[Dataset records]
------------------------------------------------

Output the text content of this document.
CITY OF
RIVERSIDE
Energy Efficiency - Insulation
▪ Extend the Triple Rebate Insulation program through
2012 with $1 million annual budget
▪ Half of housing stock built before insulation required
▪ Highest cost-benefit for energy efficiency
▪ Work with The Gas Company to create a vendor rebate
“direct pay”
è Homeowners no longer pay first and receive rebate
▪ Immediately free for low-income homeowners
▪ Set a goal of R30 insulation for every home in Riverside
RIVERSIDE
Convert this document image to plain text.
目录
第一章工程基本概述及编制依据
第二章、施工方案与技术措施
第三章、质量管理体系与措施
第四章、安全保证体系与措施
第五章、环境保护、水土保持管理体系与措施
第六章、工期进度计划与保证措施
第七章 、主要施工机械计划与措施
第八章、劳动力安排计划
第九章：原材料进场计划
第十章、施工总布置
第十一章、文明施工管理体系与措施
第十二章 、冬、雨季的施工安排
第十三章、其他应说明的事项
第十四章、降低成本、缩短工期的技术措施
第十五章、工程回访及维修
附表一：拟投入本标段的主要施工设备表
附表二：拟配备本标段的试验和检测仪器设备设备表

------------------------------------------------

--- Do this ---
Where a line holds "with", copy it out.

--- Full output ---
2012 with $1 million annual budget
▪ Work with The Gas Company to create a vendor rebate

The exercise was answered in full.